Task inputs:

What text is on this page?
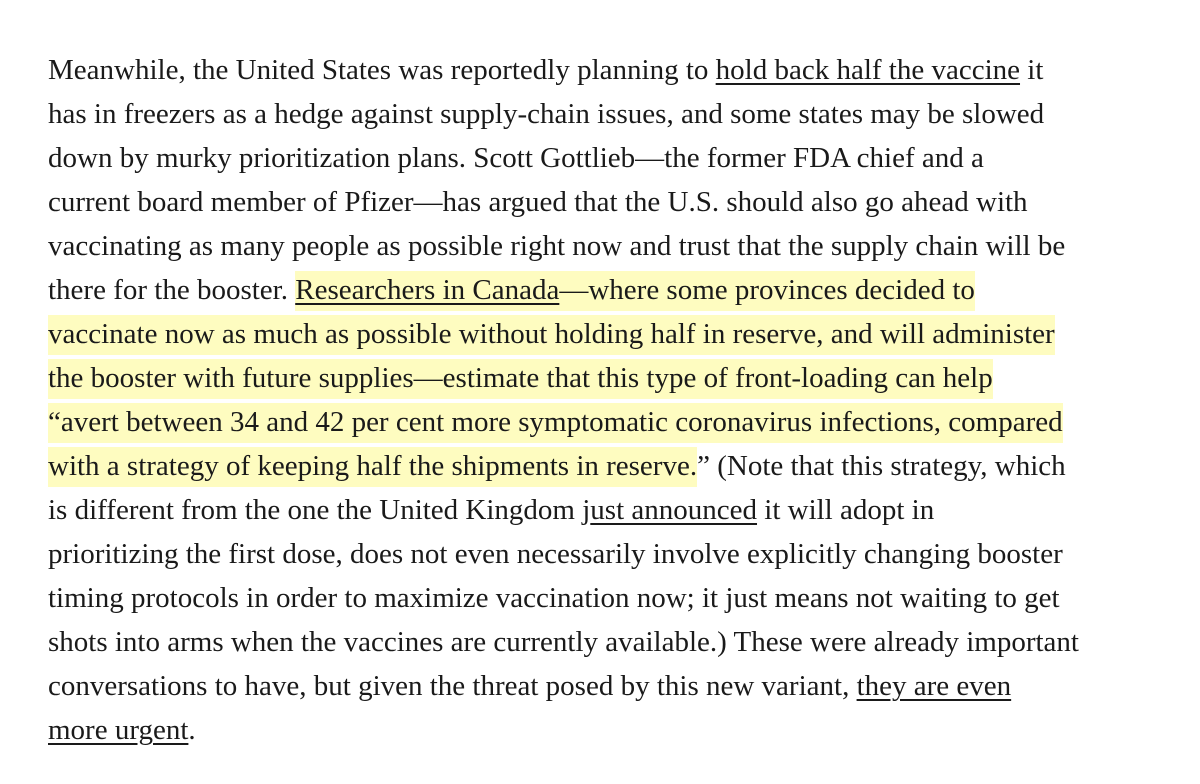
Meanwhile, the United States was reportedly planning to hold back half the vaccine it
has in freezers as a hedge against supply-chain issues, and some states may be slowed
down by murky prioritization plans. Scott Gottlieb—the former FDA chief and a
current board member of Pfizer—has argued that the U.S. should also go ahead with
vaccinating as many people as possible right now and trust that the supply chain will be
there for the booster. Researchers in Canada—where some provinces decided to
vaccinate now as much as possible without holding half in reserve, and will administer
the booster with future supplies—estimate that this type of front-loading can help
“avert between 34 and 42 per cent more symptomatic coronavirus infections, compared
with a strategy of keeping half the shipments in reserve.” (Note that this strategy, which
is different from the one the United Kingdom just announced it will adopt in
prioritizing the first dose, does not even necessarily involve explicitly changing booster
timing protocols in order to maximize vaccination now; it just means not waiting to get
shots into arms when the vaccines are currently available.) These were already important
conversations to have, but given the threat posed by this new variant, they are even
more urgent.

What needs to be done: Report every line from the listing above where the string "some" can be found.

Exercise output:
has in freezers as a hedge against supply-chain issues, and some states may be slowed
there for the booster. Researchers in Canada—where some provinces decided to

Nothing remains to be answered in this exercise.